_Text section_:
Our article on Patents is continued, showing what has been done during the year; and a wonderful instance of the ingenuity of modern inventors is presented in the copiously illustrated article on Automatic Musical Instruments.

Rev. A. C. Kendrick, D. D., of the American committee to revise the New Testament, tells the story of the revision of our English version of the Bible, completed in 1885. Mr. John D. Champlin, Jr., one of the most successful of American cyclopædists, furnishes an article on the Fine Arts in 1884-'85, and this subject will be continued by him from year to year. Dr. Titus M. Coan, who has made a special study of mineral waters, both in the United States and in Europe, gives the latest results of his investigations. Mr. G. K. Gilbert, employed for many years on the United States Geological Survey, both in the field and in the office at Washington, presents some of the more notable results of that work, together with a colored map showing the great terminal moraine of the second glacial epoch. Among the other special articles are those on Bimetallic Currency, American Game, Terrapin-Culture, Slaughtering by Machinery, Charity Organization, and Dr. Swift's excellent article on the progress of astronomy. At the end of the book the reader will find an index covering the entire ten volumes of the series.

_Jobs_:
1 > Write out the passage word for word, everything from "Our article on" down to "Automatic Musical Instruments.".
2 > Answer these from the passage:
(a) In what year was the revision of the English version of the Bible completed?
(b) What does the colored map accompanying the Geological Survey article show?
(c) What does the index at the end of the book cover?

_Data excerpts_:
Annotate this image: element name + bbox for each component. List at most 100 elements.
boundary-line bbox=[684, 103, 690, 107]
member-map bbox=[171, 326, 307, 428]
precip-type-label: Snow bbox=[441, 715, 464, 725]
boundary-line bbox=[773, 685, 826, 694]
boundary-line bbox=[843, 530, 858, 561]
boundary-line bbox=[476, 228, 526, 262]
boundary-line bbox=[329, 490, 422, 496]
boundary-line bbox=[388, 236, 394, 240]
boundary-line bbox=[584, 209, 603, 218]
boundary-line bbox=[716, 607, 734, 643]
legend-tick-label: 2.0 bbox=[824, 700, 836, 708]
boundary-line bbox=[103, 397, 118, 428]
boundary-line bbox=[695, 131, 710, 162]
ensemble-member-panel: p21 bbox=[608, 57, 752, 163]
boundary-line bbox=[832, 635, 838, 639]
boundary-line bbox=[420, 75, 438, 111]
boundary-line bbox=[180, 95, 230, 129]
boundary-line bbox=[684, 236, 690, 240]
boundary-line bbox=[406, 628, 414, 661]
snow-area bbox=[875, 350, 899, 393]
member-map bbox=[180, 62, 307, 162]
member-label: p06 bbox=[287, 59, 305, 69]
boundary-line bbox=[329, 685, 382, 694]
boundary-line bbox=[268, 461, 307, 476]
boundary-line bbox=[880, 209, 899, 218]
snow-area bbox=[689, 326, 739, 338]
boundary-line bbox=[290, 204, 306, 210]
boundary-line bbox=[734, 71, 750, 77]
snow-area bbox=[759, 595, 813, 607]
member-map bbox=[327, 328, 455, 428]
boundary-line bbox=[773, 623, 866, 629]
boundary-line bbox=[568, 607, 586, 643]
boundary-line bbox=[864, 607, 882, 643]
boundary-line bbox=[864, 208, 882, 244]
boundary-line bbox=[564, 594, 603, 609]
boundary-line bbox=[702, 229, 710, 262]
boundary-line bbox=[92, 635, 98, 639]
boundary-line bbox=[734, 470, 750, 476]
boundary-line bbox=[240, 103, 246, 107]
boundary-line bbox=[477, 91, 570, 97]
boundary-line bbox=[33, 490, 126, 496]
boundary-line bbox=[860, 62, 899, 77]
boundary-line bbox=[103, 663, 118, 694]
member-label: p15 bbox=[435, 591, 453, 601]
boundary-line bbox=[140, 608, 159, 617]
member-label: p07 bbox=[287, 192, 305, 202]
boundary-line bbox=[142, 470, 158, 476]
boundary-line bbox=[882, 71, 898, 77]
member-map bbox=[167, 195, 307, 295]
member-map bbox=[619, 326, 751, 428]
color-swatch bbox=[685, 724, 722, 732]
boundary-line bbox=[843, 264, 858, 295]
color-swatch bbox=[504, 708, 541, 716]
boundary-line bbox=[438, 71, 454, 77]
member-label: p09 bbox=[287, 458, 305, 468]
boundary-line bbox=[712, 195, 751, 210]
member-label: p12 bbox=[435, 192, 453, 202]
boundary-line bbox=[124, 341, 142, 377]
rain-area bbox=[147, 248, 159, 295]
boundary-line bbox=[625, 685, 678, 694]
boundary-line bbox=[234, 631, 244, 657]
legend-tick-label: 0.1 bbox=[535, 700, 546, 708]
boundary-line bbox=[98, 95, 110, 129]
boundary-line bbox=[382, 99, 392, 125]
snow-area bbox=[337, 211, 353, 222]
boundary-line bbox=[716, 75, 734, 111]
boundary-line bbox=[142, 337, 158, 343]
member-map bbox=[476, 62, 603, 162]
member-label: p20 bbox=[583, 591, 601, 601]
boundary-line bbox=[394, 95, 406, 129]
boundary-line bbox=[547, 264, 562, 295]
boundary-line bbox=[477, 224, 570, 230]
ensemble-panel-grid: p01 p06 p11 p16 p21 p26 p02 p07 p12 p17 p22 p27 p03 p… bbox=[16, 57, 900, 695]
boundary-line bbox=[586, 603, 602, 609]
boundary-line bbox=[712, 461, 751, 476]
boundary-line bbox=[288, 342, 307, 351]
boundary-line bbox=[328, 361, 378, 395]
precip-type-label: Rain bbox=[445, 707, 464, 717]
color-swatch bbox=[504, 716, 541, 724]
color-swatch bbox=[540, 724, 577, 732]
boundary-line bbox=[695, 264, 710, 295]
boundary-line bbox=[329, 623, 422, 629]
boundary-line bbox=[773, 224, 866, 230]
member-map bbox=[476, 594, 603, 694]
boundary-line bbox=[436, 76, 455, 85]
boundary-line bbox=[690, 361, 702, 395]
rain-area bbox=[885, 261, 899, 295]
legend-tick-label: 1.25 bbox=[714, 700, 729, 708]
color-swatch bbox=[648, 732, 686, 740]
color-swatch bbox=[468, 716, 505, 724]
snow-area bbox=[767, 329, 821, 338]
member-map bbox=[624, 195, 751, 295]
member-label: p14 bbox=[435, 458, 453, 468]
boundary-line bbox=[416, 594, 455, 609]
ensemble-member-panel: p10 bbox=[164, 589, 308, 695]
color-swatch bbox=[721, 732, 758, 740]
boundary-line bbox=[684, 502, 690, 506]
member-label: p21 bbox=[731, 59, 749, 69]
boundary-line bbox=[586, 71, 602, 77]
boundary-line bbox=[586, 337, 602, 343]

_In response_:
1 >
Our article on Patents is continued, showing what has been done during the year; and a wonderful instance of the ingenuity of modern inventors is presented in the copiously illustrated article on Automatic Musical Instruments.

2 >
(a) 1885
(b) The great terminal moraine of the second glacial epoch
(c) The entire ten volumes of the series